## start DATA FOR THIS TASK
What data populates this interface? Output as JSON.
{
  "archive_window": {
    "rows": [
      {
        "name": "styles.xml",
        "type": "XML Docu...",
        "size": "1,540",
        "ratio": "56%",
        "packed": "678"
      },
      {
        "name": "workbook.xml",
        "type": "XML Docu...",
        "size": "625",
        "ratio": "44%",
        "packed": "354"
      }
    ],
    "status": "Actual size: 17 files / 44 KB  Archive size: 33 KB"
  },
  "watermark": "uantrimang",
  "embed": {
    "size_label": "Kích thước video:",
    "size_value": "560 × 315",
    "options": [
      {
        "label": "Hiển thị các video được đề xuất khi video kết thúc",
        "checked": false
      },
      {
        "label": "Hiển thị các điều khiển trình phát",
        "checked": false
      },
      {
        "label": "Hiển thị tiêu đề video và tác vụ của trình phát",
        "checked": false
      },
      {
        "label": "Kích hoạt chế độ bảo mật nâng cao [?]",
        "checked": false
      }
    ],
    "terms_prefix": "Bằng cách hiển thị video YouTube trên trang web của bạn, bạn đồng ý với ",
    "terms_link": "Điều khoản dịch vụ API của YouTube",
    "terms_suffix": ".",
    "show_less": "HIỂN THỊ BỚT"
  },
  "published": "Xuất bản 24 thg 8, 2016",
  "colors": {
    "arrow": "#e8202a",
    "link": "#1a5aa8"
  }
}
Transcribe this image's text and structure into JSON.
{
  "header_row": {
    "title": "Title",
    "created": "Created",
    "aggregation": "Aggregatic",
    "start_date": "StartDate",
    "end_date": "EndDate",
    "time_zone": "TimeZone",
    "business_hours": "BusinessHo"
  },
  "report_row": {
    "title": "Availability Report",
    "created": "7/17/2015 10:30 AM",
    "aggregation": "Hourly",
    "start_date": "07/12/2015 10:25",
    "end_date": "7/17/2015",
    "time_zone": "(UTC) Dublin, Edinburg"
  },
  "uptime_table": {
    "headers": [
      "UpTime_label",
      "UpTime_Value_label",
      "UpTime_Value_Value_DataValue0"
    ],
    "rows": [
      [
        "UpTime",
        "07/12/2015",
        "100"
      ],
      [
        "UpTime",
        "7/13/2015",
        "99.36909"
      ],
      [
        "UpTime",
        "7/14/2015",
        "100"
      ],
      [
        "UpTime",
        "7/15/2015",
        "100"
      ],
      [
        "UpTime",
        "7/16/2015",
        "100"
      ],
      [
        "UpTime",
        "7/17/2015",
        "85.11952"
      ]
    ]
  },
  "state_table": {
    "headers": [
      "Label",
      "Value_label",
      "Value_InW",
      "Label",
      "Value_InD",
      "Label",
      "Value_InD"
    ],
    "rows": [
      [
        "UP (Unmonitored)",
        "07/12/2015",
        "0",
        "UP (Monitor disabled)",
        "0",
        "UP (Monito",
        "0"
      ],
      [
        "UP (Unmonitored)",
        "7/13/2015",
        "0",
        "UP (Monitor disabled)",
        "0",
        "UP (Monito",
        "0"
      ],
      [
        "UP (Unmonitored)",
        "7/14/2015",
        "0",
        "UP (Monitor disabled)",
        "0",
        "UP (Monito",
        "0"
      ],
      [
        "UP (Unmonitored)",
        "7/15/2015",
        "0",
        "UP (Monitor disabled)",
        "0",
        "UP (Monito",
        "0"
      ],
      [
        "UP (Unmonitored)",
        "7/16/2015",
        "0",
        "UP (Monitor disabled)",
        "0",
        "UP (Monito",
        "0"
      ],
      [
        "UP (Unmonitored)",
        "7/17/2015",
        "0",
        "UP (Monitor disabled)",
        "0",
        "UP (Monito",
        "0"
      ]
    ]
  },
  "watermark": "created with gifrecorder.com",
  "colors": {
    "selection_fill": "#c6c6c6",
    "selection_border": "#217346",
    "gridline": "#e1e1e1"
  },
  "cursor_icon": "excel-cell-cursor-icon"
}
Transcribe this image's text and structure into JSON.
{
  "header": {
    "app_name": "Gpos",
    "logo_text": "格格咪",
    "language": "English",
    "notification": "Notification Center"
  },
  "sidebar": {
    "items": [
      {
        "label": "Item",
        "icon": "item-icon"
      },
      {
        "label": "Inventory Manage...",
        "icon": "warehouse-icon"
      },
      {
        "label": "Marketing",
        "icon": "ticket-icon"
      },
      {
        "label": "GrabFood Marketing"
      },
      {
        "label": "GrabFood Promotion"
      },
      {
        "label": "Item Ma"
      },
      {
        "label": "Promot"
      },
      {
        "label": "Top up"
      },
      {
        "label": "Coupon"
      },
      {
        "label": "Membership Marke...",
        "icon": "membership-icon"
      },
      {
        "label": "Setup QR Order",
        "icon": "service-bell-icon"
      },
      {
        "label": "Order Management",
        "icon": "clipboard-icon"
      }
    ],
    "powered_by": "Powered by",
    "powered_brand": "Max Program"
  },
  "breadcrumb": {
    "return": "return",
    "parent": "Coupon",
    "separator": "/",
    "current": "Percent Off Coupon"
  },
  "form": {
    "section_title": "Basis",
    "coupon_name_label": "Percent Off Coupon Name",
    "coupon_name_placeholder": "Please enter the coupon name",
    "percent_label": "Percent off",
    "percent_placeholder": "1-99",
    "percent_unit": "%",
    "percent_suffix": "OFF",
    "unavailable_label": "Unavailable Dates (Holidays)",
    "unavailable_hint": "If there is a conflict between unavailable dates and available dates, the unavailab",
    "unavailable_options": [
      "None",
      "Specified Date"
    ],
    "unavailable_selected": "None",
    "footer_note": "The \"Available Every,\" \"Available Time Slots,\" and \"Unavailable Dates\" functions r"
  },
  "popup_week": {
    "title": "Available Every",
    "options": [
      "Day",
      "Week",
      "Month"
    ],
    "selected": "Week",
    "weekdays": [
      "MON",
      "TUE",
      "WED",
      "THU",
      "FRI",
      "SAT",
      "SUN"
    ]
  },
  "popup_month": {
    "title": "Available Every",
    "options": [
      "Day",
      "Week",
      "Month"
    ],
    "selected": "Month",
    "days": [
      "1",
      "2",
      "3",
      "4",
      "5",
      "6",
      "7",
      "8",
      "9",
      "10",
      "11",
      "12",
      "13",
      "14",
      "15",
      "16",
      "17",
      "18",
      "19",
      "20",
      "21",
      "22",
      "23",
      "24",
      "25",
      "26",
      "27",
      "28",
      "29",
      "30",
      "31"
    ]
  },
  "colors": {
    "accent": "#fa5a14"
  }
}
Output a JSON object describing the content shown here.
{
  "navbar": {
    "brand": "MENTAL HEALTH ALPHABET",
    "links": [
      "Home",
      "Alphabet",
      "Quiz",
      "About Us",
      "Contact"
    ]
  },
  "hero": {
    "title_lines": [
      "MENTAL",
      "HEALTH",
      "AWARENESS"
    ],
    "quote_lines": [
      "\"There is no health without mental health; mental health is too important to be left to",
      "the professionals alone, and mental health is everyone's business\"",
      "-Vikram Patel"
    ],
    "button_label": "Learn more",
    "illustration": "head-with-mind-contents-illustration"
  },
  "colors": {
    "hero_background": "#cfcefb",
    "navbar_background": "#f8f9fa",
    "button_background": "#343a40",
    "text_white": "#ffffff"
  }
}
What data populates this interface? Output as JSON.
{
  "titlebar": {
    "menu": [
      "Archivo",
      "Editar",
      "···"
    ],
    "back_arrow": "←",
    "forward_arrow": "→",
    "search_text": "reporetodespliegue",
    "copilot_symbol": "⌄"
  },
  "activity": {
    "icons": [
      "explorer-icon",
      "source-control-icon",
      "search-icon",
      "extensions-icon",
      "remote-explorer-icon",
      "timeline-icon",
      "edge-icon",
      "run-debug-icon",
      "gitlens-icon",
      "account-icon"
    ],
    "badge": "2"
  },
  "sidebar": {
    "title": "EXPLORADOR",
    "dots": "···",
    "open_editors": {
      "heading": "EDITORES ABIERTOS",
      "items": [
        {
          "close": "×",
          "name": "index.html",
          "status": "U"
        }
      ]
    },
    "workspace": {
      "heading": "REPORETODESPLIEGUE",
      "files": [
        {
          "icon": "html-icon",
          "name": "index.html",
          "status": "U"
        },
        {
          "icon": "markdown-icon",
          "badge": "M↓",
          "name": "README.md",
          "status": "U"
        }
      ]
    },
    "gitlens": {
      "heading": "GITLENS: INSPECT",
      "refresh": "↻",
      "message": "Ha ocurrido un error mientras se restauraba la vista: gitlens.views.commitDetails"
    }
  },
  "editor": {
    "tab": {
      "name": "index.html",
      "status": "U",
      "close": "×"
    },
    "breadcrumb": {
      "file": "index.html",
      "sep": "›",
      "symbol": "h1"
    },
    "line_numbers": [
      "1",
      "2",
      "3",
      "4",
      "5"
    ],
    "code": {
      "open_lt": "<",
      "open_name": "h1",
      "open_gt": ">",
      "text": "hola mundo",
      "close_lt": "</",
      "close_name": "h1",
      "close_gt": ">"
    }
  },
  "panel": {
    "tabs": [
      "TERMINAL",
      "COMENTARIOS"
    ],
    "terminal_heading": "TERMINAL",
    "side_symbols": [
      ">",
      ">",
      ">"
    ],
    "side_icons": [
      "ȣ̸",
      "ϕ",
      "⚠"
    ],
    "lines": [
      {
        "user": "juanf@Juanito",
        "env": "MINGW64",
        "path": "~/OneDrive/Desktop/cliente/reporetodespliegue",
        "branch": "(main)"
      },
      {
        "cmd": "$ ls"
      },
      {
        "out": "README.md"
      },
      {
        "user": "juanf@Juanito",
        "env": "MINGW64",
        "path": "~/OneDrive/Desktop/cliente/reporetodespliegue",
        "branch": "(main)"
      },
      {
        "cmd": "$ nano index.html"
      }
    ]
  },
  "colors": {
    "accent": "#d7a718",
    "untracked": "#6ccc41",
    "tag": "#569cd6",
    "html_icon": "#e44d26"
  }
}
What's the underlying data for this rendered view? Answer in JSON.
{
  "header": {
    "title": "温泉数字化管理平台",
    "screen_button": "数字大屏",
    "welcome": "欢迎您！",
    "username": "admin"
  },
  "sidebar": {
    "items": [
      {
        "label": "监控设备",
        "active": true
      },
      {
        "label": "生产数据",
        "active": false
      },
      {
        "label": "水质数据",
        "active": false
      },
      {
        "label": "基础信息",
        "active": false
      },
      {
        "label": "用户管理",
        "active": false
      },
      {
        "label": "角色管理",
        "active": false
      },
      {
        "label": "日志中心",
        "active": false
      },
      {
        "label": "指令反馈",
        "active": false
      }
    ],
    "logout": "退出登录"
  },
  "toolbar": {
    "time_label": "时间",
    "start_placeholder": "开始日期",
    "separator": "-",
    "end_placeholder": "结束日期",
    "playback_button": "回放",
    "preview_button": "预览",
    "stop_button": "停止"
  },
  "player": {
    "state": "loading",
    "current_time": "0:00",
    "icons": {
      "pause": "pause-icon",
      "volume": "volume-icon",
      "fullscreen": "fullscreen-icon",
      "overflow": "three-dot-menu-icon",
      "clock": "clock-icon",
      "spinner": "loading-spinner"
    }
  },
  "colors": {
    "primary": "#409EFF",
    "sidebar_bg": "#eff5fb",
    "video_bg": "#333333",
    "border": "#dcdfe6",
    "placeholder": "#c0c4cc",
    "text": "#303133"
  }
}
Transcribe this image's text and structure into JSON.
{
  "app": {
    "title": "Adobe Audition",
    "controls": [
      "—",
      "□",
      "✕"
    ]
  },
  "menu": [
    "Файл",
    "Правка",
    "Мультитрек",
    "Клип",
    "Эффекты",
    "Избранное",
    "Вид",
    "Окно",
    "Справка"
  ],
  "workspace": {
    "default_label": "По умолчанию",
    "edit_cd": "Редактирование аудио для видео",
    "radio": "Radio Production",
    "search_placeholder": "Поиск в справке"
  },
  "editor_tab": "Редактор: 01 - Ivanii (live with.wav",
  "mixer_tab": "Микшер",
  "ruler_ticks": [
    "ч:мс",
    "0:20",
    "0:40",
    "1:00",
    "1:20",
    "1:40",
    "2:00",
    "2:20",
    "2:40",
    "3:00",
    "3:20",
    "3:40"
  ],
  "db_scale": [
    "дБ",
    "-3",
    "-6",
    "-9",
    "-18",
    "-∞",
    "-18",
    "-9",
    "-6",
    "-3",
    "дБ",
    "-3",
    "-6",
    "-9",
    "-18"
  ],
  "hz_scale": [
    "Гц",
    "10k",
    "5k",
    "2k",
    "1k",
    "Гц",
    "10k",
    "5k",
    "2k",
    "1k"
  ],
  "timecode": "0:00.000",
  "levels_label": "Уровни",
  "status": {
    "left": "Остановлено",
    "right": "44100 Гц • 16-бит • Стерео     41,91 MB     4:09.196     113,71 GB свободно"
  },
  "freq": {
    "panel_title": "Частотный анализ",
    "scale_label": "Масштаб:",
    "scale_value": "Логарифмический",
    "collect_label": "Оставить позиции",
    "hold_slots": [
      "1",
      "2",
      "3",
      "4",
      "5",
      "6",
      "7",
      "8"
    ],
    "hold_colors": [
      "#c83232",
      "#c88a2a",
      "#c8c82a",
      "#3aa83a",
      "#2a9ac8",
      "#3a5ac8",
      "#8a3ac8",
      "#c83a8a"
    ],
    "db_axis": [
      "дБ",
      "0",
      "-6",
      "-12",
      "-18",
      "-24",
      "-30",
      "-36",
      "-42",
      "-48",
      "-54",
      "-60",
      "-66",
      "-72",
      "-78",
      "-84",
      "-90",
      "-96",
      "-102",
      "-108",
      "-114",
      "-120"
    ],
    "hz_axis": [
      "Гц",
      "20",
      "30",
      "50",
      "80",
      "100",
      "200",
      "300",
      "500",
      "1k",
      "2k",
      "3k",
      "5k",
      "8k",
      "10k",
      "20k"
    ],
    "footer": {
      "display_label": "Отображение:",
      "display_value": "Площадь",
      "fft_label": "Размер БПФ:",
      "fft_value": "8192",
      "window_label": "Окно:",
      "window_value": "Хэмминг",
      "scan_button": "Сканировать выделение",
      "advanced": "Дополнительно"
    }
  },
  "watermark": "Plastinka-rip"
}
## end DATA FOR THIS TASK
Where a line in the entries holds the word "index", copy that line.

          "name": "index.html",
          "name": "index.html",
      "name": "index.html",
      "file": "index.html",
        "cmd": "$ nano index.html"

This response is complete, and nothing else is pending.